= Written exercise =
Answer with one number only: the number of lines that contain "cumstam".

[Some records]
==========

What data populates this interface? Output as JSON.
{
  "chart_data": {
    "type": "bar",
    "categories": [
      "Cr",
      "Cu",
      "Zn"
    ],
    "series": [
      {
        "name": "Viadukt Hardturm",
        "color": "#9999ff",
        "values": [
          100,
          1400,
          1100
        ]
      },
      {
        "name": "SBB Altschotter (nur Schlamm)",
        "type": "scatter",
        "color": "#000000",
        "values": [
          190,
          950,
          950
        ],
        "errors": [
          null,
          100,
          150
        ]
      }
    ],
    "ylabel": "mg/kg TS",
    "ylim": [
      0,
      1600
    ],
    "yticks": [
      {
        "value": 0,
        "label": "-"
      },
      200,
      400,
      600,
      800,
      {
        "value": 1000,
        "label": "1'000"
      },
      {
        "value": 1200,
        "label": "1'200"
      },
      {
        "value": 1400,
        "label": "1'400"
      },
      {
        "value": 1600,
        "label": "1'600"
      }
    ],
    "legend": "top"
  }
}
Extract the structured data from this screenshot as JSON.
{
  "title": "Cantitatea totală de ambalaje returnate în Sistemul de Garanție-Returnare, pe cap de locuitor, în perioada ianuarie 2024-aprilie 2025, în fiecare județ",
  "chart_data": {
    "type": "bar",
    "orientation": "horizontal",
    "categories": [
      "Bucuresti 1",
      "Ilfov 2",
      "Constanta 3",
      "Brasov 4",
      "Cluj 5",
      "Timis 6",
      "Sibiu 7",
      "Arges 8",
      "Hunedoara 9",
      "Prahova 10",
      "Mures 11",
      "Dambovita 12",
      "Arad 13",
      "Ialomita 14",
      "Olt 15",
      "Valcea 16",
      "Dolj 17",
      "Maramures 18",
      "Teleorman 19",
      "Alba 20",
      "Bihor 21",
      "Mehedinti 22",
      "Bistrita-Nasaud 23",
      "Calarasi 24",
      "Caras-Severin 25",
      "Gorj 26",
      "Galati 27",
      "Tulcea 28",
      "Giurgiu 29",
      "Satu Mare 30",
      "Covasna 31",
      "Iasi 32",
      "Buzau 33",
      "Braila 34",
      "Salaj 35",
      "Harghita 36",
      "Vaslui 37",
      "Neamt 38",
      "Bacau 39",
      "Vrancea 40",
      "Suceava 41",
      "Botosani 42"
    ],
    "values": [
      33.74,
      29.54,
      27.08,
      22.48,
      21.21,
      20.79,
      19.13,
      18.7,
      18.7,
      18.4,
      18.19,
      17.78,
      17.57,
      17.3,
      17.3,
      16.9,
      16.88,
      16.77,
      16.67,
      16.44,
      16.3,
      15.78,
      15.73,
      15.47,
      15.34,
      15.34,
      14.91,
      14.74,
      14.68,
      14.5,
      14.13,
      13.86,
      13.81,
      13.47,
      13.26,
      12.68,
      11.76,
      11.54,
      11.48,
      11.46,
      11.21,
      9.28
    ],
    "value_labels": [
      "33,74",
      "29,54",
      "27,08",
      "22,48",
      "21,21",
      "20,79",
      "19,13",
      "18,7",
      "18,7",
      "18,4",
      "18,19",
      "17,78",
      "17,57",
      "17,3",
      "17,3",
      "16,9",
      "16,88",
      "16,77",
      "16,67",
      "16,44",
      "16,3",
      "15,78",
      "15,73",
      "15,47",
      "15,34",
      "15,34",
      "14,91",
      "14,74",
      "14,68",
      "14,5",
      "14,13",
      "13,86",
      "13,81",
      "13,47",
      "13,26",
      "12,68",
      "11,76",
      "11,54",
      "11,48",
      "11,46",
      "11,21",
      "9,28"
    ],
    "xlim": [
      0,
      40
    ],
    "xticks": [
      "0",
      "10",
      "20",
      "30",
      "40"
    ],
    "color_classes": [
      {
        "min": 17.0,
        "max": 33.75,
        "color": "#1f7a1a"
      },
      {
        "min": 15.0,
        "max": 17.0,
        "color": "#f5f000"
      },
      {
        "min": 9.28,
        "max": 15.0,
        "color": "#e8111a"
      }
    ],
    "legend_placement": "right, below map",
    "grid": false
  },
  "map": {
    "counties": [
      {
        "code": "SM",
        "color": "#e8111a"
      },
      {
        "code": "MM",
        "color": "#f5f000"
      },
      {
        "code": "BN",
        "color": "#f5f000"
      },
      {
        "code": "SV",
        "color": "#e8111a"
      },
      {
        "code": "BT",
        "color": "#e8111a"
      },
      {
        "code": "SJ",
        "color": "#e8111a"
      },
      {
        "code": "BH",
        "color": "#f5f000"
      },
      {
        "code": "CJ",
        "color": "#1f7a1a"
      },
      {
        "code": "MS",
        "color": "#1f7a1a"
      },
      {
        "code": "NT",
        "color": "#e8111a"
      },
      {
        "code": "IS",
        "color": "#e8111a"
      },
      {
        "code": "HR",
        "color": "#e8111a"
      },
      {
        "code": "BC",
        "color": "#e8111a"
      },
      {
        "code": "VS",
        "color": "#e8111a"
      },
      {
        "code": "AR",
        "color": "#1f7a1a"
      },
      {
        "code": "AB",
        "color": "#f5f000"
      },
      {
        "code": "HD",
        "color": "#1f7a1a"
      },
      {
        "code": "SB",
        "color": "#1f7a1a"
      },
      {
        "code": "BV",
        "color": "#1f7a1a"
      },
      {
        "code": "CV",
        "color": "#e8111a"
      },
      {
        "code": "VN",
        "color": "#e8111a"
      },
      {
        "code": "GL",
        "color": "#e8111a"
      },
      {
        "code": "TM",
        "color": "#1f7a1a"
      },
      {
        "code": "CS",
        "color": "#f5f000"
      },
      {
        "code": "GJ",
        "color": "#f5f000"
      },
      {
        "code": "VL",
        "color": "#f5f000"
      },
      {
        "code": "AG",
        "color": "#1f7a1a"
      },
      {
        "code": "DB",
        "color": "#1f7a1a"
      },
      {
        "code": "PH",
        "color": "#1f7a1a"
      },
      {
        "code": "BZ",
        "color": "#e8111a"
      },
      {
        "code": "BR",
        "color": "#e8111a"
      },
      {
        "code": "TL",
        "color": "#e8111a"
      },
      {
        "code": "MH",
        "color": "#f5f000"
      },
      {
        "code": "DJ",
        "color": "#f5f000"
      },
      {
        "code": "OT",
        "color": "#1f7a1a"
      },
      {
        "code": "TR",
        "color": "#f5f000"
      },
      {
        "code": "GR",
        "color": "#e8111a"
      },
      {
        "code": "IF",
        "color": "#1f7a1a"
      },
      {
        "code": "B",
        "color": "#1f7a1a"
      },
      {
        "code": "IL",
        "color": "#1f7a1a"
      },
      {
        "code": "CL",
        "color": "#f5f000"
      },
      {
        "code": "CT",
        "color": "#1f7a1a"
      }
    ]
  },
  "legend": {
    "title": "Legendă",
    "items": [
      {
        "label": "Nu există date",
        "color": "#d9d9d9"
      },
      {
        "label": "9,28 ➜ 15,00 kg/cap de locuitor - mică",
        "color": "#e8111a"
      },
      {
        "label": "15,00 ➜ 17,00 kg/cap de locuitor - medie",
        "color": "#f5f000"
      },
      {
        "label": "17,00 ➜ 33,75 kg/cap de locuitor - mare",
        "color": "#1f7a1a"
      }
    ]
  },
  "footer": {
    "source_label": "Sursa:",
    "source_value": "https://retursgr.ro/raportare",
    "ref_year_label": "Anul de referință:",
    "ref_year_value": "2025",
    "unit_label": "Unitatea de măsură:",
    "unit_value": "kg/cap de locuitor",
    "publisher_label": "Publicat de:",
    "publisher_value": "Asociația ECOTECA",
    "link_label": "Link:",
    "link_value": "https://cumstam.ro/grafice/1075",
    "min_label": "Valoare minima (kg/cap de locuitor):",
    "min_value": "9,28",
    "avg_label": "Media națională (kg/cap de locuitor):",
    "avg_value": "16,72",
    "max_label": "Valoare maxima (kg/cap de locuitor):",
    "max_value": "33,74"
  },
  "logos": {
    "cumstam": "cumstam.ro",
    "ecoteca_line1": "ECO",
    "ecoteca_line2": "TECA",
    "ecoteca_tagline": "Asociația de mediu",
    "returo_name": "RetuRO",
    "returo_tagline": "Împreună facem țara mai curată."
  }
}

==========

= Result of the task =
2